▸ Rows from a dataset
## begin

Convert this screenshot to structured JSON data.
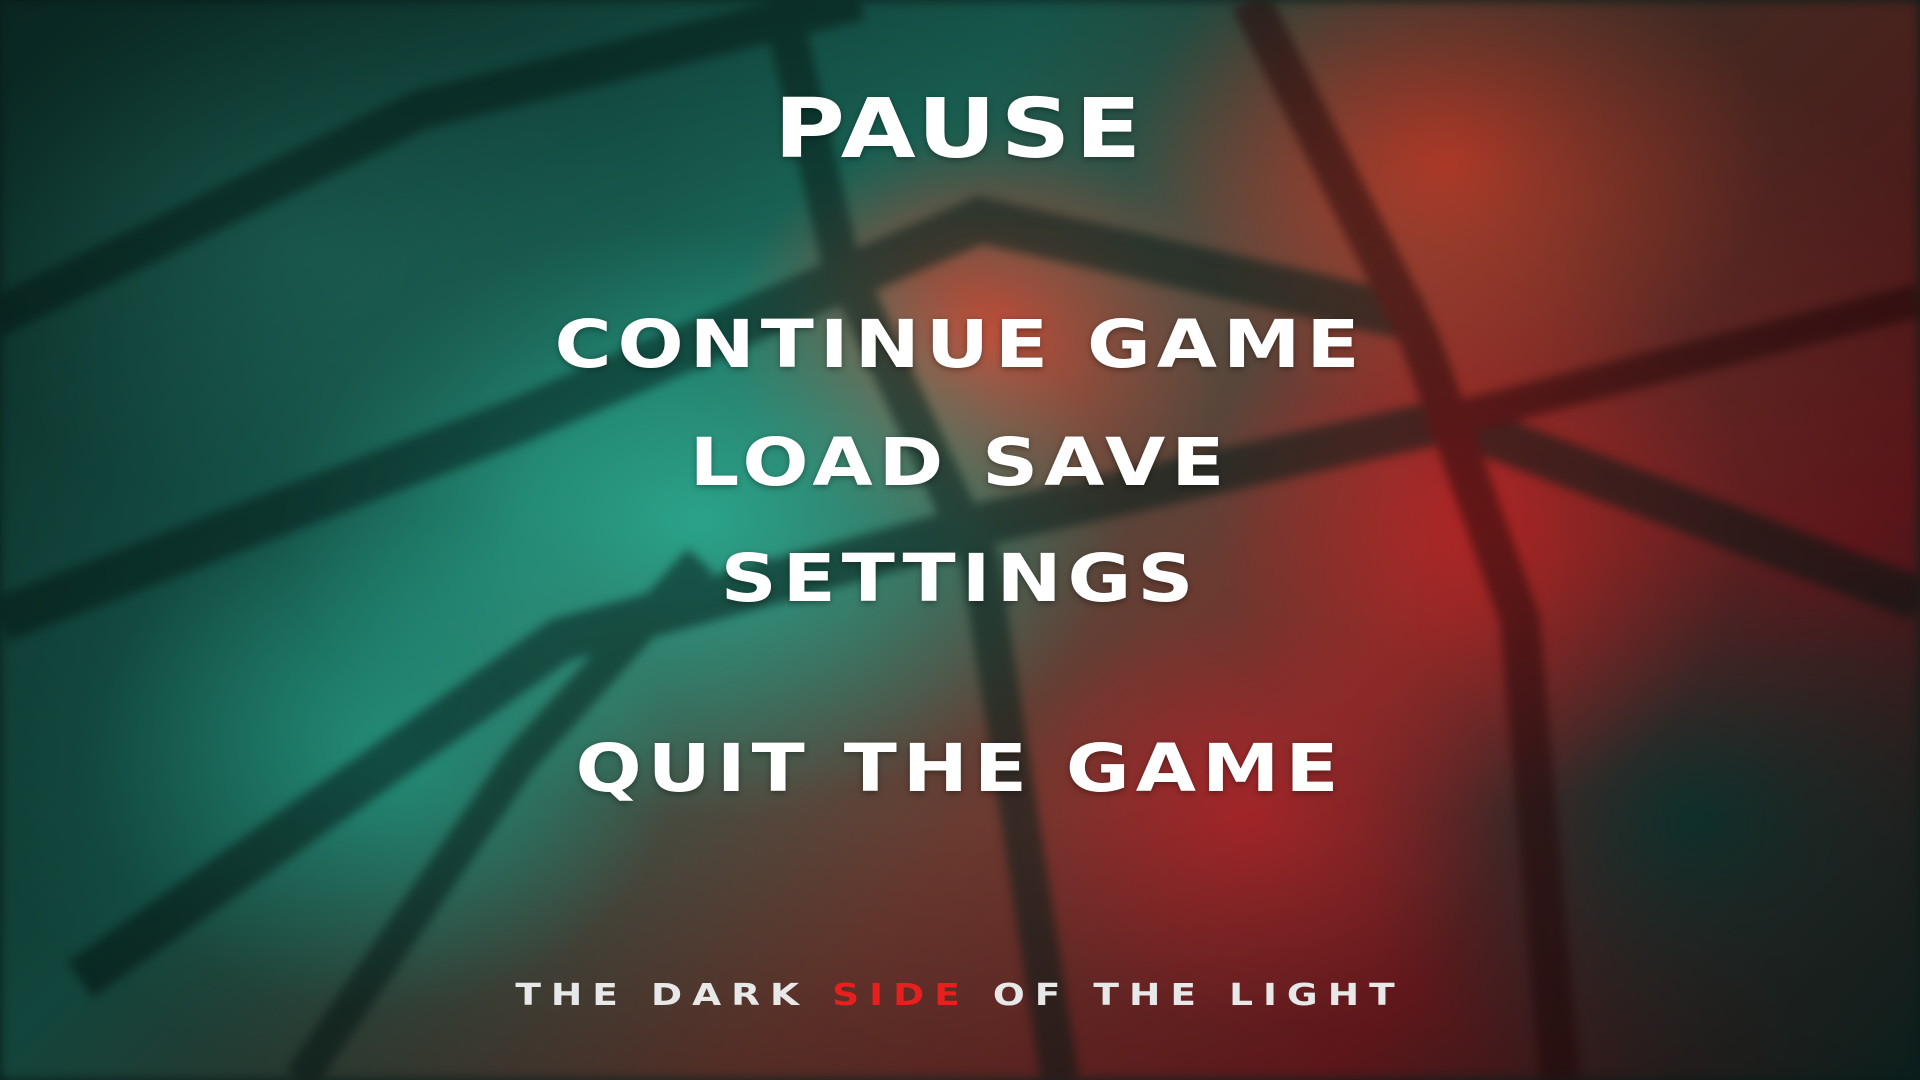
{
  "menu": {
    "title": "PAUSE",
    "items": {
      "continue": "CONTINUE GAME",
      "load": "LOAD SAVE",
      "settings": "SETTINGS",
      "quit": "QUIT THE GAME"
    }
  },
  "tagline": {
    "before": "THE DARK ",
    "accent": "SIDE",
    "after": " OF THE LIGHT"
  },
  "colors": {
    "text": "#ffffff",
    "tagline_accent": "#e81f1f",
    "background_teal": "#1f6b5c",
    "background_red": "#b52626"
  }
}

## end

▸ What you have to do
Transcribe every line from the records above without alteration, and leave out the images.

▸ Completed exercise
Convert this screenshot to structured JSON data.
{
  "menu": {
    "title": "PAUSE",
    "items": {
      "continue": "CONTINUE GAME",
      "load": "LOAD SAVE",
      "settings": "SETTINGS",
      "quit": "QUIT THE GAME"
    }
  },
  "tagline": {
    "before": "THE DARK ",
    "accent": "SIDE",
    "after": " OF THE LIGHT"
  },
  "colors": {
    "text": "#ffffff",
    "tagline_accent": "#e81f1f",
    "background_teal": "#1f6b5c",
    "background_red": "#b52626"
  }
}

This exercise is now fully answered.